PROBLEM TO SOLVE
A faithful transcription of all the data is required.

LISTING
★ ★ ★
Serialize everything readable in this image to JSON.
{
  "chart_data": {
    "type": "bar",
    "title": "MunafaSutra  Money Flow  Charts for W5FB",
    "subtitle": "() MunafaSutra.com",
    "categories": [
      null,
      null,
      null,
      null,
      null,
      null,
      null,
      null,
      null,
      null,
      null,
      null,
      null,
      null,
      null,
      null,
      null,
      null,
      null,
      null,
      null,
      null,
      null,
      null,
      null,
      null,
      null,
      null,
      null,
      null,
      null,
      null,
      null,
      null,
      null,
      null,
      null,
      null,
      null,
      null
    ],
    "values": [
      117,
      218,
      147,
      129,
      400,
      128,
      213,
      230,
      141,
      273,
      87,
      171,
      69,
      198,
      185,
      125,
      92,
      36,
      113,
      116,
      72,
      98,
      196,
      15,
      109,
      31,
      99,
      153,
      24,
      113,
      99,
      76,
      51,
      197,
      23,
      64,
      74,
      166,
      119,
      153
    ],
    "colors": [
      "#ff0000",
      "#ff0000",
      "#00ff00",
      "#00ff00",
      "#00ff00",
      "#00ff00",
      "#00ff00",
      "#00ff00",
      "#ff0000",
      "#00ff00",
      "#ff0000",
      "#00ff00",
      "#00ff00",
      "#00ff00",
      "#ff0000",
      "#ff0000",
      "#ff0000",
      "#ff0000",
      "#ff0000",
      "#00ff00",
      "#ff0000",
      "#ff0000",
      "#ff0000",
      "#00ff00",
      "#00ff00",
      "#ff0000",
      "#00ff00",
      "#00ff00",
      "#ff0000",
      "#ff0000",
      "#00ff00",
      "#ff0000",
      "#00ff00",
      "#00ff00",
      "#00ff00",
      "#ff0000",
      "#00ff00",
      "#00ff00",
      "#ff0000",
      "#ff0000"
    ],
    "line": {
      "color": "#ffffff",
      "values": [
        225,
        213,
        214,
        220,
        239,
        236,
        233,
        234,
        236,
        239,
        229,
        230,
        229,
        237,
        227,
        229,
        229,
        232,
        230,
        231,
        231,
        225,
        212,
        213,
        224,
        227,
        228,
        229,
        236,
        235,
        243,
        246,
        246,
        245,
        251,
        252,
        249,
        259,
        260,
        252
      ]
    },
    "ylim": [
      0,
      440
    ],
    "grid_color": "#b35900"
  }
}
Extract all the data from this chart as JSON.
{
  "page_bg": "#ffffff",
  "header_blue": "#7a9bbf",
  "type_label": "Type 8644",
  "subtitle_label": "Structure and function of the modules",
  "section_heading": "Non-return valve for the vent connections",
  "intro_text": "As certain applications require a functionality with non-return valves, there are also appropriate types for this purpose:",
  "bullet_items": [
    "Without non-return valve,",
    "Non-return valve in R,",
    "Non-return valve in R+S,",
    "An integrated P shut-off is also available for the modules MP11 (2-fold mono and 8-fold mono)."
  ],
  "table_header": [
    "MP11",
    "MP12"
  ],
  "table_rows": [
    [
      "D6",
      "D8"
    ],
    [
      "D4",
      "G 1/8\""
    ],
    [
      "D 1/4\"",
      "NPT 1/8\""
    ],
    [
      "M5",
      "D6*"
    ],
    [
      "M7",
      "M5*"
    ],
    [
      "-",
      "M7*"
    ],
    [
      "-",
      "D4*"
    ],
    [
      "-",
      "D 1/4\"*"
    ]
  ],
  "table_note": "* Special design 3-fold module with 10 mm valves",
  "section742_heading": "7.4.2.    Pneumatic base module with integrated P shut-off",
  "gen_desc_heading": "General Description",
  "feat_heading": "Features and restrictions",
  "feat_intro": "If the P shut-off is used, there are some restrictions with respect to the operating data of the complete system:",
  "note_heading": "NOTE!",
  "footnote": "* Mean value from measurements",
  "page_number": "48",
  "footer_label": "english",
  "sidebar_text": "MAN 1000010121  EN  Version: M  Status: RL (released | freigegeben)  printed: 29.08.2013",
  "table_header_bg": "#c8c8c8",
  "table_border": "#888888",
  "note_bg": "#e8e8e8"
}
★ ★ ★
RESULT OF THIS EXERCISE
Serialize everything readable in this image to JSON.
{
  "chart_data": {
    "type": "bar",
    "title": "MunafaSutra  Money Flow  Charts for W5FB",
    "subtitle": "() MunafaSutra.com",
    "categories": [
      null,
      null,
      null,
      null,
      null,
      null,
      null,
      null,
      null,
      null,
      null,
      null,
      null,
      null,
      null,
      null,
      null,
      null,
      null,
      null,
      null,
      null,
      null,
      null,
      null,
      null,
      null,
      null,
      null,
      null,
      null,
      null,
      null,
      null,
      null,
      null,
      null,
      null,
      null,
      null
    ],
    "values": [
      117,
      218,
      147,
      129,
      400,
      128,
      213,
      230,
      141,
      273,
      87,
      171,
      69,
      198,
      185,
      125,
      92,
      36,
      113,
      116,
      72,
      98,
      196,
      15,
      109,
      31,
      99,
      153,
      24,
      113,
      99,
      76,
      51,
      197,
      23,
      64,
      74,
      166,
      119,
      153
    ],
    "colors": [
      "#ff0000",
      "#ff0000",
      "#00ff00",
      "#00ff00",
      "#00ff00",
      "#00ff00",
      "#00ff00",
      "#00ff00",
      "#ff0000",
      "#00ff00",
      "#ff0000",
      "#00ff00",
      "#00ff00",
      "#00ff00",
      "#ff0000",
      "#ff0000",
      "#ff0000",
      "#ff0000",
      "#ff0000",
      "#00ff00",
      "#ff0000",
      "#ff0000",
      "#ff0000",
      "#00ff00",
      "#00ff00",
      "#ff0000",
      "#00ff00",
      "#00ff00",
      "#ff0000",
      "#ff0000",
      "#00ff00",
      "#ff0000",
      "#00ff00",
      "#00ff00",
      "#00ff00",
      "#ff0000",
      "#00ff00",
      "#00ff00",
      "#ff0000",
      "#ff0000"
    ],
    "line": {
      "color": "#ffffff",
      "values": [
        225,
        213,
        214,
        220,
        239,
        236,
        233,
        234,
        236,
        239,
        229,
        230,
        229,
        237,
        227,
        229,
        229,
        232,
        230,
        231,
        231,
        225,
        212,
        213,
        224,
        227,
        228,
        229,
        236,
        235,
        243,
        246,
        246,
        245,
        251,
        252,
        249,
        259,
        260,
        252
      ]
    },
    "ylim": [
      0,
      440
    ],
    "grid_color": "#b35900"
  }
}
Extract all the data from this chart as JSON.
{
  "page_bg": "#ffffff",
  "header_blue": "#7a9bbf",
  "type_label": "Type 8644",
  "subtitle_label": "Structure and function of the modules",
  "section_heading": "Non-return valve for the vent connections",
  "intro_text": "As certain applications require a functionality with non-return valves, there are also appropriate types for this purpose:",
  "bullet_items": [
    "Without non-return valve,",
    "Non-return valve in R,",
    "Non-return valve in R+S,",
    "An integrated P shut-off is also available for the modules MP11 (2-fold mono and 8-fold mono)."
  ],
  "table_header": [
    "MP11",
    "MP12"
  ],
  "table_rows": [
    [
      "D6",
      "D8"
    ],
    [
      "D4",
      "G 1/8\""
    ],
    [
      "D 1/4\"",
      "NPT 1/8\""
    ],
    [
      "M5",
      "D6*"
    ],
    [
      "M7",
      "M5*"
    ],
    [
      "-",
      "M7*"
    ],
    [
      "-",
      "D4*"
    ],
    [
      "-",
      "D 1/4\"*"
    ]
  ],
  "table_note": "* Special design 3-fold module with 10 mm valves",
  "section742_heading": "7.4.2.    Pneumatic base module with integrated P shut-off",
  "gen_desc_heading": "General Description",
  "feat_heading": "Features and restrictions",
  "feat_intro": "If the P shut-off is used, there are some restrictions with respect to the operating data of the complete system:",
  "note_heading": "NOTE!",
  "footnote": "* Mean value from measurements",
  "page_number": "48",
  "footer_label": "english",
  "sidebar_text": "MAN 1000010121  EN  Version: M  Status: RL (released | freigegeben)  printed: 29.08.2013",
  "table_header_bg": "#c8c8c8",
  "table_border": "#888888",
  "note_bg": "#e8e8e8"
}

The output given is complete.